-------- Records to process --------
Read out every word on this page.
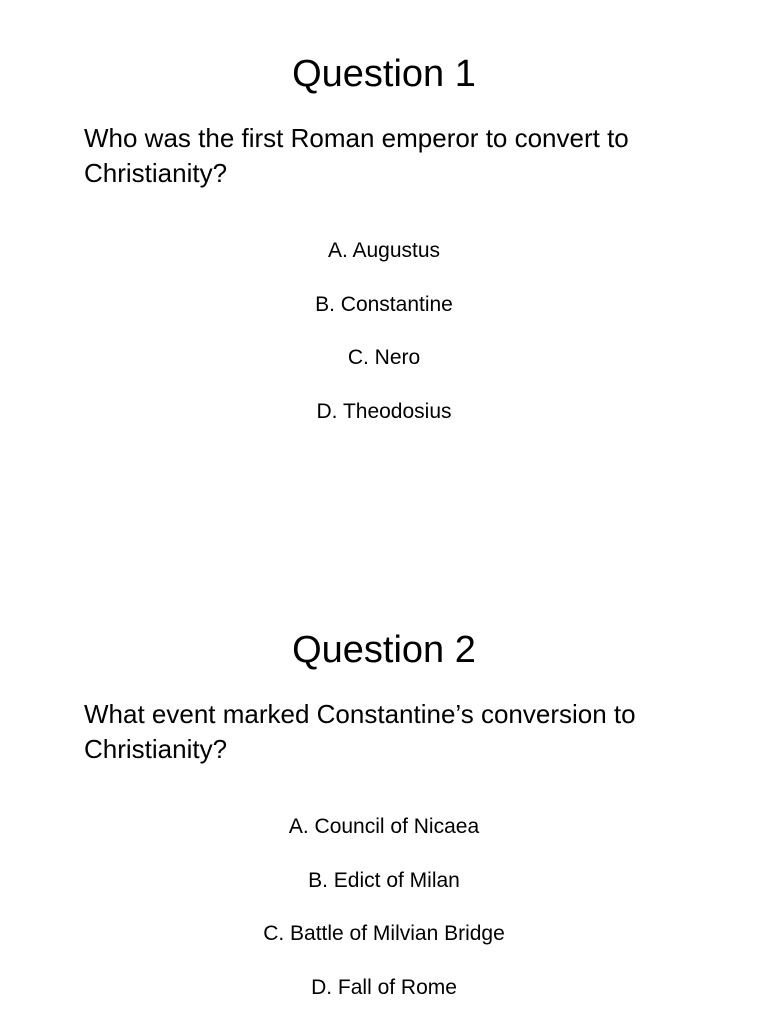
Question 1

Who was the first Roman emperor to convert to Christianity?

A. Augustus
B. Constantine
C. Nero
D. Theodosius
Question 2

What event marked Constantine’s conversion to Christianity?

A. Council of Nicaea
B. Edict of Milan
C. Battle of Milvian Bridge
D. Fall of Rome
--------
* Aim of the exercise
Return the listing above unchanged, apart from dropping its pictures.

* Answer
Read out every word on this page.
Question 1

Who was the first Roman emperor to convert to Christianity?

A. Augustus
B. Constantine
C. Nero
D. Theodosius
Question 2

What event marked Constantine’s conversion to Christianity?

A. Council of Nicaea
B. Edict of Milan
C. Battle of Milvian Bridge
D. Fall of Rome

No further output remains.